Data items
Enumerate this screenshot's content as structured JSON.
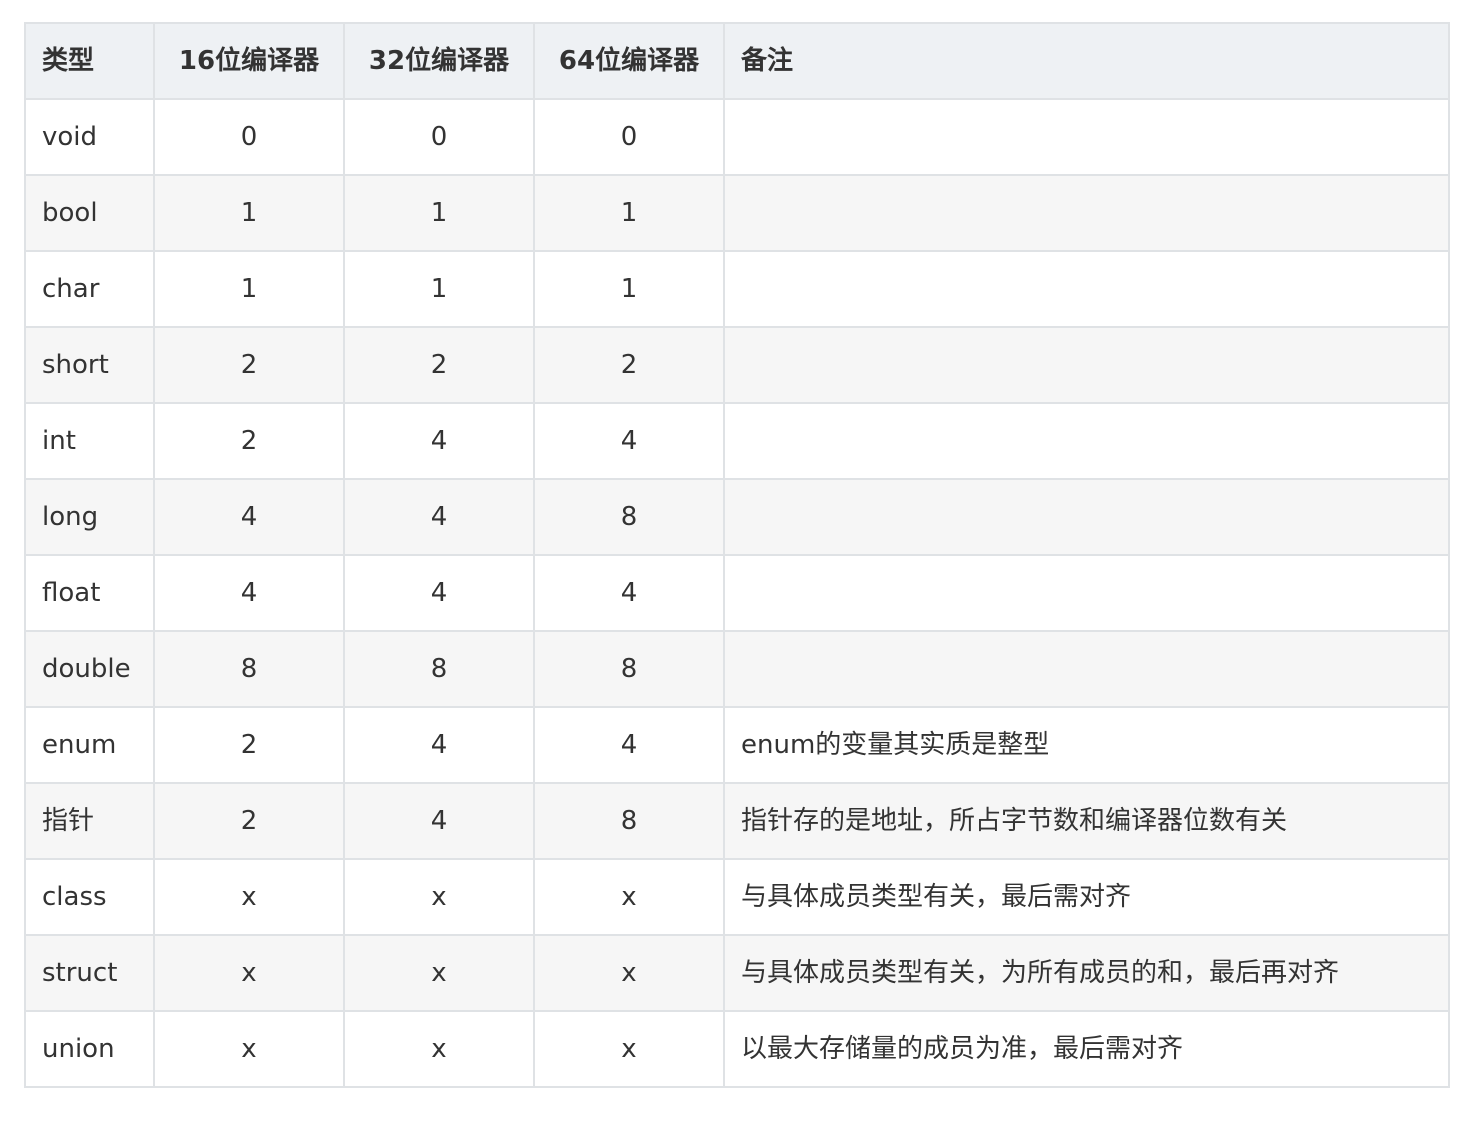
{
  "table": {
    "headers": [
      "类型",
      "16位编译器",
      "32位编译器",
      "64位编译器",
      "备注"
    ],
    "rows": [
      {
        "type": "void",
        "c16": "0",
        "c32": "0",
        "c64": "0",
        "note": ""
      },
      {
        "type": "bool",
        "c16": "1",
        "c32": "1",
        "c64": "1",
        "note": ""
      },
      {
        "type": "char",
        "c16": "1",
        "c32": "1",
        "c64": "1",
        "note": ""
      },
      {
        "type": "short",
        "c16": "2",
        "c32": "2",
        "c64": "2",
        "note": ""
      },
      {
        "type": "int",
        "c16": "2",
        "c32": "4",
        "c64": "4",
        "note": ""
      },
      {
        "type": "long",
        "c16": "4",
        "c32": "4",
        "c64": "8",
        "note": ""
      },
      {
        "type": "float",
        "c16": "4",
        "c32": "4",
        "c64": "4",
        "note": ""
      },
      {
        "type": "double",
        "c16": "8",
        "c32": "8",
        "c64": "8",
        "note": ""
      },
      {
        "type": "enum",
        "c16": "2",
        "c32": "4",
        "c64": "4",
        "note": "enum的变量其实质是整型"
      },
      {
        "type": "指针",
        "c16": "2",
        "c32": "4",
        "c64": "8",
        "note": "指针存的是地址，所占字节数和编译器位数有关"
      },
      {
        "type": "class",
        "c16": "x",
        "c32": "x",
        "c64": "x",
        "note": "与具体成员类型有关，最后需对齐"
      },
      {
        "type": "struct",
        "c16": "x",
        "c32": "x",
        "c64": "x",
        "note": "与具体成员类型有关，为所有成员的和，最后再对齐"
      },
      {
        "type": "union",
        "c16": "x",
        "c32": "x",
        "c64": "x",
        "note": "以最大存储量的成员为准，最后需对齐"
      }
    ]
  }
}
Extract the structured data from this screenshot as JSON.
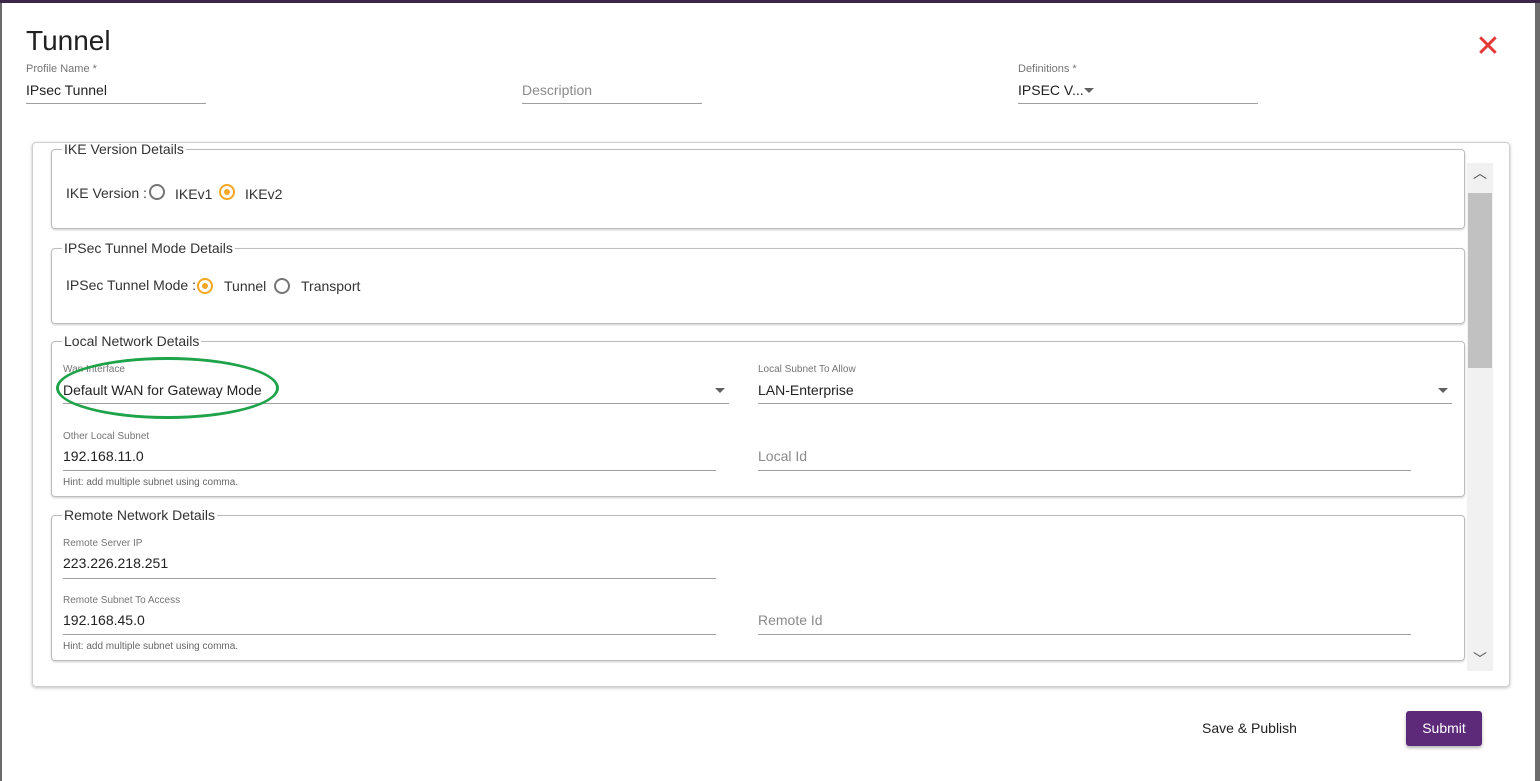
{
  "dialog": {
    "title": "Tunnel",
    "profile_name": {
      "label": "Profile Name *",
      "value": "IPsec Tunnel"
    },
    "description": {
      "placeholder": "Description"
    },
    "definitions": {
      "label": "Definitions *",
      "value": "IPSEC V..."
    }
  },
  "ike": {
    "legend": "IKE Version Details",
    "label": "IKE Version :",
    "options": [
      "IKEv1",
      "IKEv2"
    ],
    "selected": "IKEv2"
  },
  "ipsec_mode": {
    "legend": "IPSec Tunnel Mode Details",
    "label": "IPSec Tunnel Mode :",
    "options": [
      "Tunnel",
      "Transport"
    ],
    "selected": "Tunnel"
  },
  "local_network": {
    "legend": "Local Network Details",
    "wan_interface": {
      "label": "Wan Interface",
      "value": "Default WAN for Gateway Mode"
    },
    "local_subnet": {
      "label": "Local Subnet To Allow",
      "value": "LAN-Enterprise"
    },
    "other_local_subnet": {
      "label": "Other Local Subnet",
      "value": "192.168.11.0"
    },
    "local_id": {
      "placeholder": "Local Id"
    },
    "hint": "Hint: add multiple subnet using comma."
  },
  "remote_network": {
    "legend": "Remote Network Details",
    "remote_server_ip": {
      "label": "Remote Server IP",
      "value": "223.226.218.251"
    },
    "remote_subnet": {
      "label": "Remote Subnet To Access",
      "value": "192.168.45.0"
    },
    "remote_id": {
      "placeholder": "Remote Id"
    },
    "hint": "Hint: add multiple subnet using comma."
  },
  "footer": {
    "save_publish": "Save & Publish",
    "submit": "Submit"
  },
  "colors": {
    "accent_radio": "#f5a623",
    "submit_bg": "#5c2a78",
    "close_icon": "#e53935",
    "annotation": "#1fa34a"
  },
  "icons": {
    "close": "close-icon",
    "dropdown": "chevron-down-icon",
    "scroll_up": "chevron-up-icon",
    "scroll_down": "chevron-down-icon"
  }
}
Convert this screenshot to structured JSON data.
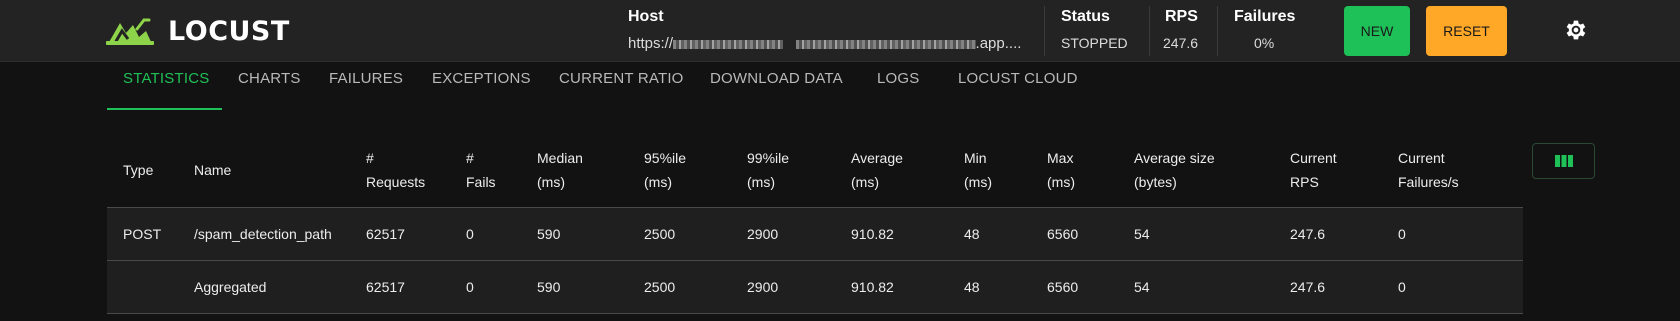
{
  "app": {
    "name": "LOCUST",
    "accent": "#1ec157"
  },
  "header": {
    "host_label": "Host",
    "host_prefix": "https://",
    "host_suffix": ".app....",
    "status_label": "Status",
    "status_value": "STOPPED",
    "rps_label": "RPS",
    "rps_value": "247.6",
    "failures_label": "Failures",
    "failures_value": "0%",
    "new_label": "NEW",
    "reset_label": "RESET",
    "settings_icon": "gear-icon"
  },
  "tabs": [
    {
      "label": "STATISTICS",
      "active": true
    },
    {
      "label": "CHARTS"
    },
    {
      "label": "FAILURES"
    },
    {
      "label": "EXCEPTIONS"
    },
    {
      "label": "CURRENT RATIO"
    },
    {
      "label": "DOWNLOAD DATA"
    },
    {
      "label": "LOGS"
    },
    {
      "label": "LOCUST CLOUD"
    }
  ],
  "table": {
    "headers": [
      [
        "Type"
      ],
      [
        "Name"
      ],
      [
        "#",
        "Requests"
      ],
      [
        "#",
        "Fails"
      ],
      [
        "Median",
        "(ms)"
      ],
      [
        "95%ile",
        "(ms)"
      ],
      [
        "99%ile",
        "(ms)"
      ],
      [
        "Average",
        "(ms)"
      ],
      [
        "Min",
        "(ms)"
      ],
      [
        "Max",
        "(ms)"
      ],
      [
        "Average size",
        "(bytes)"
      ],
      [
        "Current",
        "RPS"
      ],
      [
        "Current",
        "Failures/s"
      ]
    ],
    "rows": [
      [
        "POST",
        "/spam_detection_path",
        "62517",
        "0",
        "590",
        "2500",
        "2900",
        "910.82",
        "48",
        "6560",
        "54",
        "247.6",
        "0"
      ],
      [
        "",
        "Aggregated",
        "62517",
        "0",
        "590",
        "2500",
        "2900",
        "910.82",
        "48",
        "6560",
        "54",
        "247.6",
        "0"
      ]
    ],
    "column_toggle_icon": "columns-icon"
  }
}
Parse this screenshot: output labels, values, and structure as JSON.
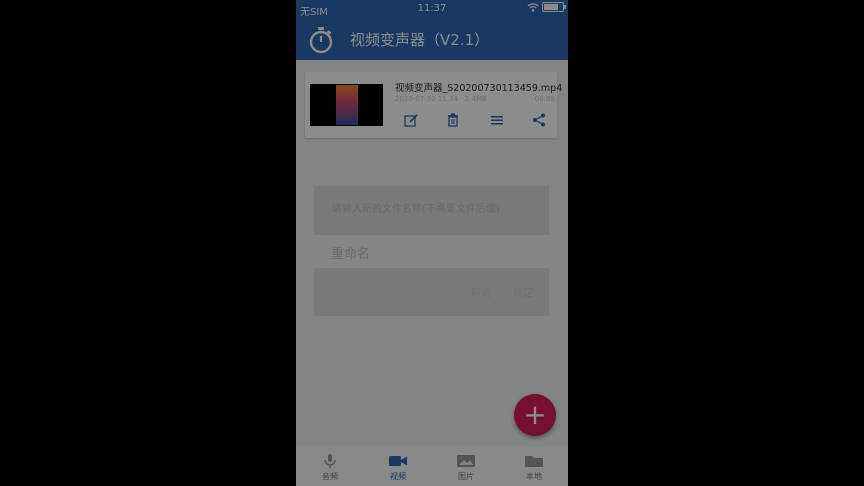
{
  "status_bar": {
    "carrier": "无SIM",
    "time": "11:37",
    "battery_level": 0.75
  },
  "app_bar": {
    "title": "视频变声器（V2.1）",
    "logo_icon": "stopwatch-icon"
  },
  "file_card": {
    "file_name": "视频变声器_S20200730113459.mp4",
    "meta_left": "2020-07-30 11:34 · 2.4MB",
    "meta_right": "00:08",
    "actions": [
      {
        "name": "edit-icon"
      },
      {
        "name": "delete-icon"
      },
      {
        "name": "menu-icon"
      },
      {
        "name": "share-icon"
      }
    ]
  },
  "dialog": {
    "message": "请输入新的文件名称(不需要文件后缀)",
    "input_value": "重命名",
    "cancel_label": "取消",
    "confirm_label": "确定"
  },
  "fab": {
    "label": "+",
    "icon": "plus-icon"
  },
  "bottom_nav": {
    "items": [
      {
        "label": "音频",
        "icon": "audio-icon",
        "active": false
      },
      {
        "label": "视频",
        "icon": "video-camera-icon",
        "active": true
      },
      {
        "label": "图片",
        "icon": "image-icon",
        "active": false
      },
      {
        "label": "本地",
        "icon": "folder-icon",
        "active": false
      }
    ]
  },
  "colors": {
    "primary": "#2f69b4",
    "accent": "#d61e57"
  }
}
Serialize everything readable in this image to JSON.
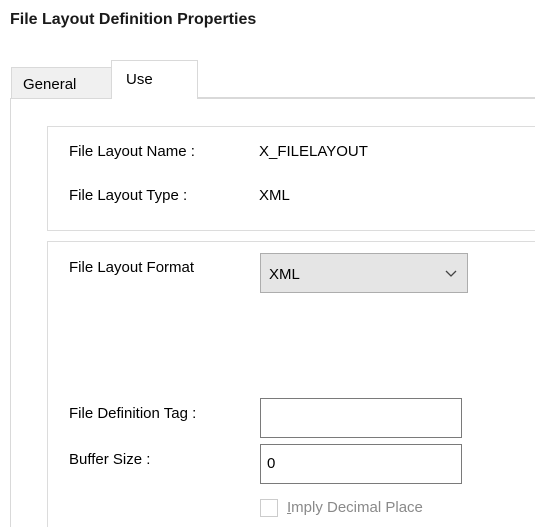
{
  "window": {
    "title": "File Layout Definition Properties"
  },
  "tabs": [
    {
      "label": "General",
      "selected": false
    },
    {
      "label": "Use",
      "selected": true
    }
  ],
  "info": {
    "name_label": "File Layout Name :",
    "name_value": "X_FILELAYOUT",
    "type_label": "File Layout Type :",
    "type_value": "XML"
  },
  "format": {
    "label": "File Layout Format",
    "selected": "XML"
  },
  "definition_tag": {
    "label": "File Definition Tag :",
    "value": ""
  },
  "buffer_size": {
    "label": "Buffer Size :",
    "value": "0"
  },
  "imply_decimal": {
    "mnemonic": "I",
    "rest": "mply Decimal Place",
    "checked": false,
    "enabled": false
  },
  "colors": {
    "border": "#d9d9d9",
    "combo_bg": "#e5e5e5",
    "disabled_text": "#8a8a8a"
  }
}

What the task asks: Each line containing the word "最后需对齐" counts once; say how many such lines there are, giving only the number.

Finished exercise: 2